:: Problem to work on ::
Please write out the material below exactly as given.

>> start

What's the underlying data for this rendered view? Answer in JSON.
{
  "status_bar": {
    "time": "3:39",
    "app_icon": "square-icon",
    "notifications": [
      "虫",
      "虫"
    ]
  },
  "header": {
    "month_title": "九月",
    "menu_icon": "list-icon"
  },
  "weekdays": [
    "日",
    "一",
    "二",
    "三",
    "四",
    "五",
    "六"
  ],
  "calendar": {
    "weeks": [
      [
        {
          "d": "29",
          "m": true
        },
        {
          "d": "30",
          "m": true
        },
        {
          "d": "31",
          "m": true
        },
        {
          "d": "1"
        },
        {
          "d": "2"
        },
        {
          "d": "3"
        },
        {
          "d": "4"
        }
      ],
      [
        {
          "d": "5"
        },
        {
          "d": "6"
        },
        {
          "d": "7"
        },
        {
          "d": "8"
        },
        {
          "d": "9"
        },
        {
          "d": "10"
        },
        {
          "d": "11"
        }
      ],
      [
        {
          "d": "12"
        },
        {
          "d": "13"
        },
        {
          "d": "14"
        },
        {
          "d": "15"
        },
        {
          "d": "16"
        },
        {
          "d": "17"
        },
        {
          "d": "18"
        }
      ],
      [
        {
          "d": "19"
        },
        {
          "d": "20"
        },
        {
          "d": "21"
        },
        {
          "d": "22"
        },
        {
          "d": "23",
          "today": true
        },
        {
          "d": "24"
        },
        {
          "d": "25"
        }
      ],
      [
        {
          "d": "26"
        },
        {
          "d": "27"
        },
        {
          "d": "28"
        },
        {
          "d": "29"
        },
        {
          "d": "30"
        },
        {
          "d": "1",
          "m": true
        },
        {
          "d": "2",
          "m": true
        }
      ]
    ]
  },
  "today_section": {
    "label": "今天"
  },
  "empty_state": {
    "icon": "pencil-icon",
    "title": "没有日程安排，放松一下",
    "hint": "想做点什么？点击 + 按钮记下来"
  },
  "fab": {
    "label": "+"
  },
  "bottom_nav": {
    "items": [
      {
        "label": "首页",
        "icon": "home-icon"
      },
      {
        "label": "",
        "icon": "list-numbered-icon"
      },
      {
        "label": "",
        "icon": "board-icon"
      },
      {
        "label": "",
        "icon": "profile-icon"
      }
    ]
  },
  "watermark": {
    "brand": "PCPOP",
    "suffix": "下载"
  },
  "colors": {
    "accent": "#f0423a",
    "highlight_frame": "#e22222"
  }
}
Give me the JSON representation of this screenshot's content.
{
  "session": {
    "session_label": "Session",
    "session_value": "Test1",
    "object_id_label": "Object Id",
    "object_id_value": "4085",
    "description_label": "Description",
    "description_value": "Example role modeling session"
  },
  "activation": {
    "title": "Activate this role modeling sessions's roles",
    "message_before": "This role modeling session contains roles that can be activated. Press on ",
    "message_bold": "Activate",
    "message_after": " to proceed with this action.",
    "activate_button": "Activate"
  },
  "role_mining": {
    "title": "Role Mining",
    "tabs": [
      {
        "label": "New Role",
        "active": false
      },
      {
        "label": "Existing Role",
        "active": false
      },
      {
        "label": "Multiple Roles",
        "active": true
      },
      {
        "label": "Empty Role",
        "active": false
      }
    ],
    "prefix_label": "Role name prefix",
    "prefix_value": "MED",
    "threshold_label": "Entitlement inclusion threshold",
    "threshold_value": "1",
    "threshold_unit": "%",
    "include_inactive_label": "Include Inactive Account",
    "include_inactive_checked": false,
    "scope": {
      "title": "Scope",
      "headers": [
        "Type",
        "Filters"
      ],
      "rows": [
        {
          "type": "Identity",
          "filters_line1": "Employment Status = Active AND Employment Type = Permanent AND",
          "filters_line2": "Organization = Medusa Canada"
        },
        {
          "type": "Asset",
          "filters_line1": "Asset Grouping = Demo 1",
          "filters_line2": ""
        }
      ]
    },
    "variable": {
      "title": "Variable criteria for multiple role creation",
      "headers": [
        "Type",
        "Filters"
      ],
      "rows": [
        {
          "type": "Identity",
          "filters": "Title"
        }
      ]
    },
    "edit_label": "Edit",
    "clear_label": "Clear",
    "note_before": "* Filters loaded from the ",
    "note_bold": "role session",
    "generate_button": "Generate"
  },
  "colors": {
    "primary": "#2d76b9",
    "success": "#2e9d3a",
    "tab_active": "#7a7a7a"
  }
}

>> end

:: Response to the exercise ::
What's the underlying data for this rendered view? Answer in JSON.
{
  "status_bar": {
    "time": "3:39",
    "app_icon": "square-icon",
    "notifications": [
      "虫",
      "虫"
    ]
  },
  "header": {
    "month_title": "九月",
    "menu_icon": "list-icon"
  },
  "weekdays": [
    "日",
    "一",
    "二",
    "三",
    "四",
    "五",
    "六"
  ],
  "calendar": {
    "weeks": [
      [
        {
          "d": "29",
          "m": true
        },
        {
          "d": "30",
          "m": true
        },
        {
          "d": "31",
          "m": true
        },
        {
          "d": "1"
        },
        {
          "d": "2"
        },
        {
          "d": "3"
        },
        {
          "d": "4"
        }
      ],
      [
        {
          "d": "5"
        },
        {
          "d": "6"
        },
        {
          "d": "7"
        },
        {
          "d": "8"
        },
        {
          "d": "9"
        },
        {
          "d": "10"
        },
        {
          "d": "11"
        }
      ],
      [
        {
          "d": "12"
        },
        {
          "d": "13"
        },
        {
          "d": "14"
        },
        {
          "d": "15"
        },
        {
          "d": "16"
        },
        {
          "d": "17"
        },
        {
          "d": "18"
        }
      ],
      [
        {
          "d": "19"
        },
        {
          "d": "20"
        },
        {
          "d": "21"
        },
        {
          "d": "22"
        },
        {
          "d": "23",
          "today": true
        },
        {
          "d": "24"
        },
        {
          "d": "25"
        }
      ],
      [
        {
          "d": "26"
        },
        {
          "d": "27"
        },
        {
          "d": "28"
        },
        {
          "d": "29"
        },
        {
          "d": "30"
        },
        {
          "d": "1",
          "m": true
        },
        {
          "d": "2",
          "m": true
        }
      ]
    ]
  },
  "today_section": {
    "label": "今天"
  },
  "empty_state": {
    "icon": "pencil-icon",
    "title": "没有日程安排，放松一下",
    "hint": "想做点什么？点击 + 按钮记下来"
  },
  "fab": {
    "label": "+"
  },
  "bottom_nav": {
    "items": [
      {
        "label": "首页",
        "icon": "home-icon"
      },
      {
        "label": "",
        "icon": "list-numbered-icon"
      },
      {
        "label": "",
        "icon": "board-icon"
      },
      {
        "label": "",
        "icon": "profile-icon"
      }
    ]
  },
  "watermark": {
    "brand": "PCPOP",
    "suffix": "下载"
  },
  "colors": {
    "accent": "#f0423a",
    "highlight_frame": "#e22222"
  }
}
Give me the JSON representation of this screenshot's content.
{
  "session": {
    "session_label": "Session",
    "session_value": "Test1",
    "object_id_label": "Object Id",
    "object_id_value": "4085",
    "description_label": "Description",
    "description_value": "Example role modeling session"
  },
  "activation": {
    "title": "Activate this role modeling sessions's roles",
    "message_before": "This role modeling session contains roles that can be activated. Press on ",
    "message_bold": "Activate",
    "message_after": " to proceed with this action.",
    "activate_button": "Activate"
  },
  "role_mining": {
    "title": "Role Mining",
    "tabs": [
      {
        "label": "New Role",
        "active": false
      },
      {
        "label": "Existing Role",
        "active": false
      },
      {
        "label": "Multiple Roles",
        "active": true
      },
      {
        "label": "Empty Role",
        "active": false
      }
    ],
    "prefix_label": "Role name prefix",
    "prefix_value": "MED",
    "threshold_label": "Entitlement inclusion threshold",
    "threshold_value": "1",
    "threshold_unit": "%",
    "include_inactive_label": "Include Inactive Account",
    "include_inactive_checked": false,
    "scope": {
      "title": "Scope",
      "headers": [
        "Type",
        "Filters"
      ],
      "rows": [
        {
          "type": "Identity",
          "filters_line1": "Employment Status = Active AND Employment Type = Permanent AND",
          "filters_line2": "Organization = Medusa Canada"
        },
        {
          "type": "Asset",
          "filters_line1": "Asset Grouping = Demo 1",
          "filters_line2": ""
        }
      ]
    },
    "variable": {
      "title": "Variable criteria for multiple role creation",
      "headers": [
        "Type",
        "Filters"
      ],
      "rows": [
        {
          "type": "Identity",
          "filters": "Title"
        }
      ]
    },
    "edit_label": "Edit",
    "clear_label": "Clear",
    "note_before": "* Filters loaded from the ",
    "note_bold": "role session",
    "generate_button": "Generate"
  },
  "colors": {
    "primary": "#2d76b9",
    "success": "#2e9d3a",
    "tab_active": "#7a7a7a"
  }
}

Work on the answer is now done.